Directive
Copy every record word for word.

(Raw records)
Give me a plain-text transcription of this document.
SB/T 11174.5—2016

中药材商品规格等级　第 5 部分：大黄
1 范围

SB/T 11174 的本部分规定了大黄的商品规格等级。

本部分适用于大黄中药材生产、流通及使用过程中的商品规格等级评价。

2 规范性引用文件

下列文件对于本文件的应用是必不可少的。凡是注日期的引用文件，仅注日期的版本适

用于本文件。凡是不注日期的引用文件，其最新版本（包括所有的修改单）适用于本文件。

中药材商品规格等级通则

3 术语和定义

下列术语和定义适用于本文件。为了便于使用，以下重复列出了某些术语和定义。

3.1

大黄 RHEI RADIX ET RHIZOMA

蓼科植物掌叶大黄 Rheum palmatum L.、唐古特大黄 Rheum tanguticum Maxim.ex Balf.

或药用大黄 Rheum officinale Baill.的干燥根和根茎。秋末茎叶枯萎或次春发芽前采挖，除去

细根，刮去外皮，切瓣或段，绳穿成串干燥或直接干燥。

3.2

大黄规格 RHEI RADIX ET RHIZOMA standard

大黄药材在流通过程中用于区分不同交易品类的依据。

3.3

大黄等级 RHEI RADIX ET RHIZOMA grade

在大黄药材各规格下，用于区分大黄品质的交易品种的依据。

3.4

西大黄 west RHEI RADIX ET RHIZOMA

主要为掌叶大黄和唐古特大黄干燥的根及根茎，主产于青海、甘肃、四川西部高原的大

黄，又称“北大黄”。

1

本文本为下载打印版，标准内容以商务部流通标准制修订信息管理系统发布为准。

Solution to the problem
Give me a plain-text transcription of this document.
SB/T 11174.5—2016

中药材商品规格等级　第 5 部分：大黄
1 范围

SB/T 11174 的本部分规定了大黄的商品规格等级。

本部分适用于大黄中药材生产、流通及使用过程中的商品规格等级评价。

2 规范性引用文件

下列文件对于本文件的应用是必不可少的。凡是注日期的引用文件，仅注日期的版本适

用于本文件。凡是不注日期的引用文件，其最新版本（包括所有的修改单）适用于本文件。

中药材商品规格等级通则

3 术语和定义

下列术语和定义适用于本文件。为了便于使用，以下重复列出了某些术语和定义。

3.1

大黄 RHEI RADIX ET RHIZOMA

蓼科植物掌叶大黄 Rheum palmatum L.、唐古特大黄 Rheum tanguticum Maxim.ex Balf.

或药用大黄 Rheum officinale Baill.的干燥根和根茎。秋末茎叶枯萎或次春发芽前采挖，除去

细根，刮去外皮，切瓣或段，绳穿成串干燥或直接干燥。

3.2

大黄规格 RHEI RADIX ET RHIZOMA standard

大黄药材在流通过程中用于区分不同交易品类的依据。

3.3

大黄等级 RHEI RADIX ET RHIZOMA grade

在大黄药材各规格下，用于区分大黄品质的交易品种的依据。

3.4

西大黄 west RHEI RADIX ET RHIZOMA

主要为掌叶大黄和唐古特大黄干燥的根及根茎，主产于青海、甘肃、四川西部高原的大

黄，又称“北大黄”。

1

本文本为下载打印版，标准内容以商务部流通标准制修订信息管理系统发布为准。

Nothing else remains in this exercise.